* _Aim_:
Check each line of the data for "Frequency" and select those that have it.

---- Material provided

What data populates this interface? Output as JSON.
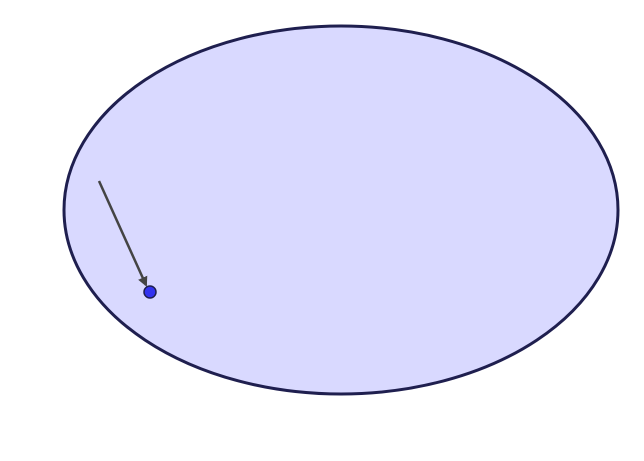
{
  "diagram": {
    "ellipse": {
      "fill": "#d9d9ff",
      "stroke": "#1f1f4f"
    },
    "arrow": {
      "color": "#444444"
    },
    "point": {
      "fill": "#3333ee",
      "stroke": "#1f1f4f"
    }
  }
}
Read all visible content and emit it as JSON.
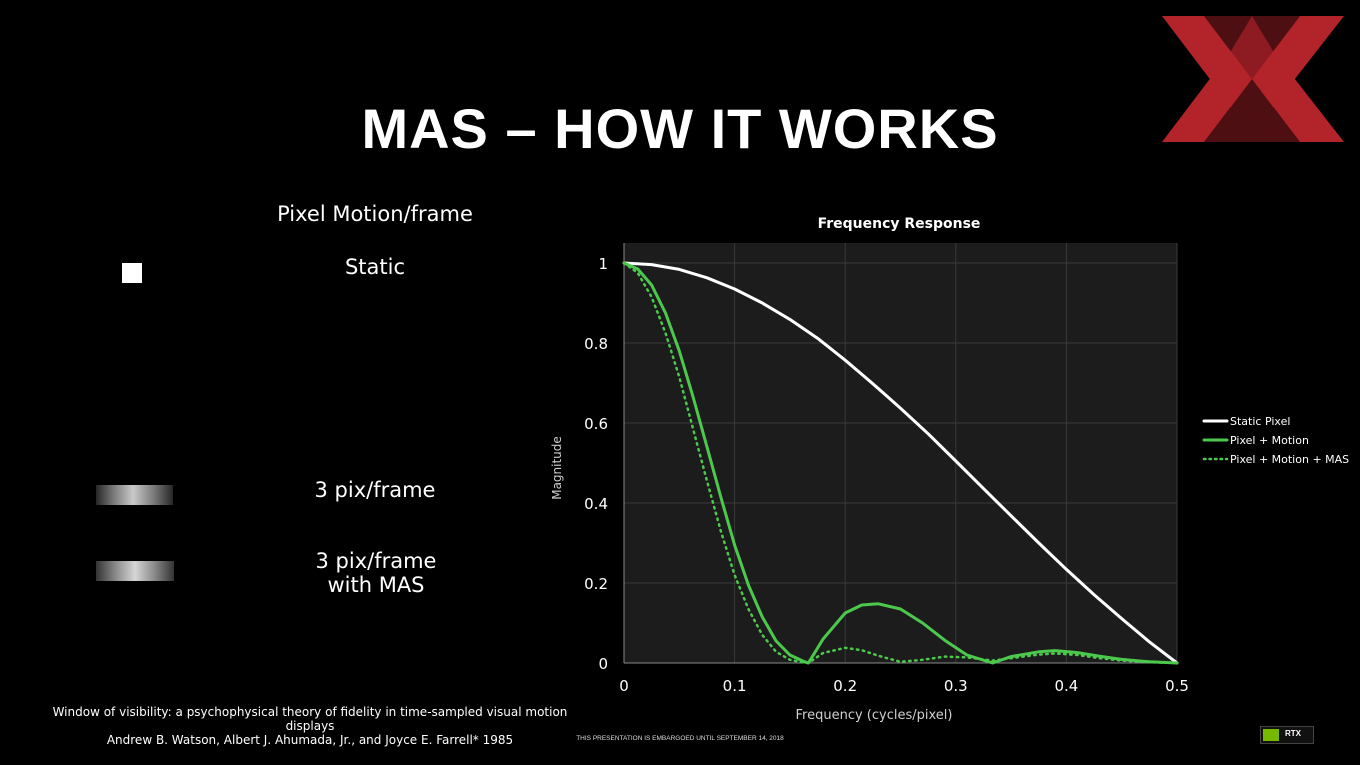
{
  "slide": {
    "title": "MAS – HOW IT WORKS",
    "motion_heading": "Pixel Motion/frame",
    "labels": {
      "static": "Static",
      "three_pix": "3 pix/frame",
      "three_pix_mas_line1": "3 pix/frame",
      "three_pix_mas_line2": "with MAS"
    },
    "citation": {
      "line1": "Window of visibility: a psychophysical theory of fidelity in time-sampled visual motion displays",
      "line2": "Andrew B. Watson, Albert J. Ahumada, Jr., and Joyce E. Farrell* 1985"
    },
    "embargo": "THIS PRESENTATION IS EMBARGOED UNTIL SEPTEMBER 14, 2018",
    "badge": {
      "text": "RTX",
      "icon": "nvidia-eye-icon"
    },
    "logo": {
      "icon": "red-xx-logo",
      "color": "#b3232a"
    }
  },
  "chart_data": {
    "type": "line",
    "title": "Frequency Response",
    "xlabel": "Frequency (cycles/pixel)",
    "ylabel": "Magnitude",
    "xlim": [
      0,
      0.5
    ],
    "ylim": [
      0,
      1.05
    ],
    "x_ticks": [
      0,
      0.1,
      0.2,
      0.3,
      0.4,
      0.5
    ],
    "x_tick_labels": [
      "0",
      "0.1",
      "0.2",
      "0.3",
      "0.4",
      "0.5"
    ],
    "y_ticks": [
      0,
      0.2,
      0.4,
      0.6,
      0.8,
      1
    ],
    "y_tick_labels": [
      "0",
      "0.2",
      "0.4",
      "0.6",
      "0.8",
      "1"
    ],
    "grid": true,
    "legend_position": "right",
    "series": [
      {
        "name": "Static Pixel",
        "color": "#ffffff",
        "style": "solid",
        "x": [
          0,
          0.025,
          0.05,
          0.075,
          0.1,
          0.125,
          0.15,
          0.175,
          0.2,
          0.225,
          0.25,
          0.275,
          0.3,
          0.325,
          0.35,
          0.375,
          0.4,
          0.425,
          0.45,
          0.475,
          0.5
        ],
        "y": [
          1.0,
          0.996,
          0.984,
          0.963,
          0.935,
          0.9,
          0.859,
          0.812,
          0.757,
          0.698,
          0.637,
          0.573,
          0.505,
          0.436,
          0.368,
          0.3,
          0.234,
          0.171,
          0.111,
          0.053,
          0.0
        ]
      },
      {
        "name": "Pixel + Motion",
        "color": "#4cc94c",
        "style": "solid",
        "x": [
          0,
          0.0125,
          0.025,
          0.0375,
          0.05,
          0.0625,
          0.075,
          0.0875,
          0.1,
          0.1125,
          0.125,
          0.1375,
          0.15,
          0.1625,
          0.1667,
          0.18,
          0.2,
          0.215,
          0.23,
          0.25,
          0.27,
          0.29,
          0.31,
          0.3333,
          0.35,
          0.375,
          0.39,
          0.41,
          0.43,
          0.45,
          0.475,
          0.5
        ],
        "y": [
          1.0,
          0.985,
          0.945,
          0.875,
          0.78,
          0.665,
          0.54,
          0.415,
          0.295,
          0.195,
          0.115,
          0.055,
          0.02,
          0.004,
          0.0,
          0.06,
          0.125,
          0.145,
          0.148,
          0.135,
          0.1,
          0.057,
          0.02,
          0.0,
          0.016,
          0.028,
          0.031,
          0.026,
          0.017,
          0.009,
          0.003,
          0.0
        ]
      },
      {
        "name": "Pixel + Motion + MAS",
        "color": "#4cc94c",
        "style": "dotted",
        "x": [
          0,
          0.0125,
          0.025,
          0.0375,
          0.05,
          0.0625,
          0.075,
          0.0875,
          0.1,
          0.1125,
          0.125,
          0.1375,
          0.15,
          0.1625,
          0.1667,
          0.18,
          0.2,
          0.215,
          0.23,
          0.25,
          0.27,
          0.29,
          0.31,
          0.3333,
          0.35,
          0.375,
          0.39,
          0.41,
          0.43,
          0.45,
          0.475,
          0.5
        ],
        "y": [
          1.0,
          0.975,
          0.915,
          0.825,
          0.715,
          0.585,
          0.455,
          0.33,
          0.22,
          0.135,
          0.07,
          0.028,
          0.008,
          0.001,
          0.0,
          0.025,
          0.038,
          0.032,
          0.018,
          0.003,
          0.008,
          0.016,
          0.014,
          0.006,
          0.012,
          0.021,
          0.024,
          0.02,
          0.012,
          0.006,
          0.002,
          0.0
        ]
      }
    ]
  }
}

--------

* _Full output_:
    "title": "Frequency Response",
    "xlabel": "Frequency (cycles/pixel)",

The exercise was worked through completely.